Scan the entries below and extract each line with the word "para" in it.
[DATASET RECORDS start]
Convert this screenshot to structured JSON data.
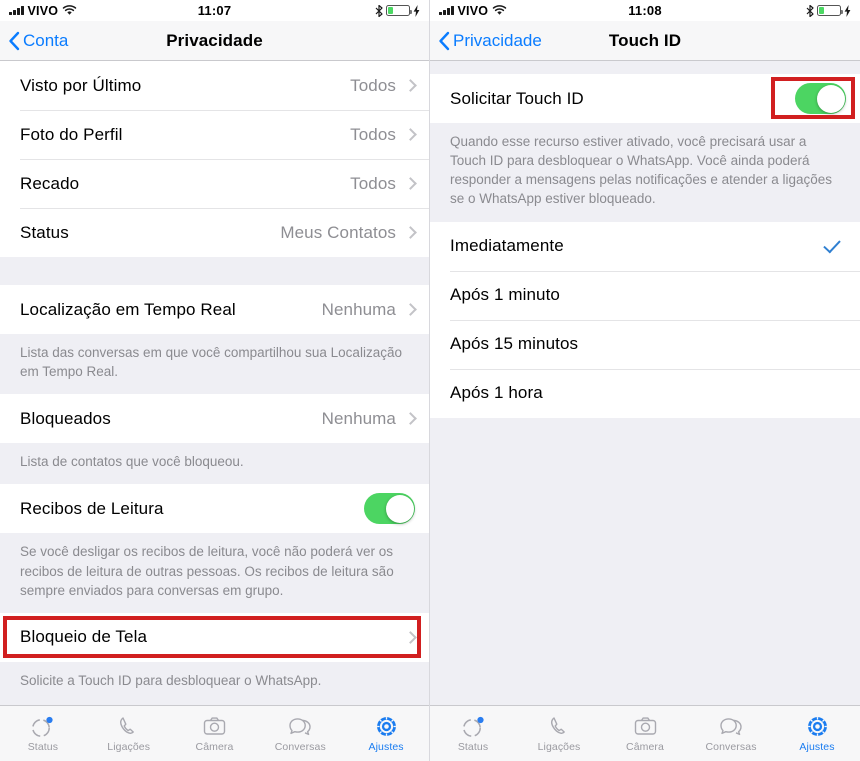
{
  "status_bar": {
    "carrier": "VIVO",
    "signal_icon": "cellular-bars-icon",
    "wifi_icon": "wifi-icon",
    "bluetooth_icon": "bluetooth-icon",
    "battery_icon": "battery-icon",
    "charging_icon": "lightning-bolt-icon",
    "time_left": "11:07",
    "time_right": "11:08"
  },
  "colors": {
    "accent_blue": "#0a7cff",
    "toggle_green": "#4cd562",
    "highlight_red": "#d11f20",
    "check_blue": "#2f7fd1",
    "group_bg": "#efeff4",
    "secondary_text": "#8e8e93"
  },
  "left_screen": {
    "nav": {
      "back_label": "Conta",
      "back_icon": "chevron-left-icon",
      "title": "Privacidade"
    },
    "rows_group_1": [
      {
        "label": "Visto por Último",
        "value": "Todos"
      },
      {
        "label": "Foto do Perfil",
        "value": "Todos"
      },
      {
        "label": "Recado",
        "value": "Todos"
      },
      {
        "label": "Status",
        "value": "Meus Contatos"
      }
    ],
    "live_location": {
      "label": "Localização em Tempo Real",
      "value": "Nenhuma"
    },
    "live_location_footnote": "Lista das conversas em que você compartilhou sua Localização em Tempo Real.",
    "blocked": {
      "label": "Bloqueados",
      "value": "Nenhuma"
    },
    "blocked_footnote": "Lista de contatos que você bloqueou.",
    "read_receipts": {
      "label": "Recibos de Leitura",
      "toggle": "on"
    },
    "read_receipts_footnote": "Se você desligar os recibos de leitura, você não poderá ver os recibos de leitura de outras pessoas. Os recibos de leitura são sempre enviados para conversas em grupo.",
    "screen_lock": {
      "label": "Bloqueio de Tela",
      "highlighted": true
    },
    "screen_lock_footnote": "Solicite a Touch ID para desbloquear o WhatsApp."
  },
  "right_screen": {
    "nav": {
      "back_label": "Privacidade",
      "back_icon": "chevron-left-icon",
      "title": "Touch ID"
    },
    "require_touch_id": {
      "label": "Solicitar Touch ID",
      "toggle": "on",
      "highlighted": true
    },
    "require_footnote": "Quando esse recurso estiver ativado, você precisará usar a Touch ID para desbloquear o WhatsApp. Você ainda poderá responder a mensagens pelas notificações e atender a ligações se o WhatsApp estiver bloqueado.",
    "timing_options": [
      {
        "label": "Imediatamente",
        "selected": true
      },
      {
        "label": "Após 1 minuto",
        "selected": false
      },
      {
        "label": "Após 15 minutos",
        "selected": false
      },
      {
        "label": "Após 1 hora",
        "selected": false
      }
    ]
  },
  "tab_bar": {
    "items": [
      {
        "label": "Status",
        "icon": "status-ring-icon",
        "active": false,
        "badge": true
      },
      {
        "label": "Ligações",
        "icon": "phone-icon",
        "active": false,
        "badge": false
      },
      {
        "label": "Câmera",
        "icon": "camera-icon",
        "active": false,
        "badge": false
      },
      {
        "label": "Conversas",
        "icon": "chat-bubbles-icon",
        "active": false,
        "badge": false
      },
      {
        "label": "Ajustes",
        "icon": "gear-icon",
        "active": true,
        "badge": false
      }
    ]
  }
}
[DATASET RECORDS end]
- _THE RESPONSE_
    "read_receipts_footnote": "Se você desligar os recibos de leitura, você não poderá ver os recibos de leitura de outras pessoas. Os recibos de leitura são sempre enviados para conversas em grupo.",
    "screen_lock_footnote": "Solicite a Touch ID para desbloquear o WhatsApp."
    "require_footnote": "Quando esse recurso estiver ativado, você precisará usar a Touch ID para desbloquear o WhatsApp. Você ainda poderá responder a mensagens pelas notificações e atender a ligações se o WhatsApp estiver bloqueado.",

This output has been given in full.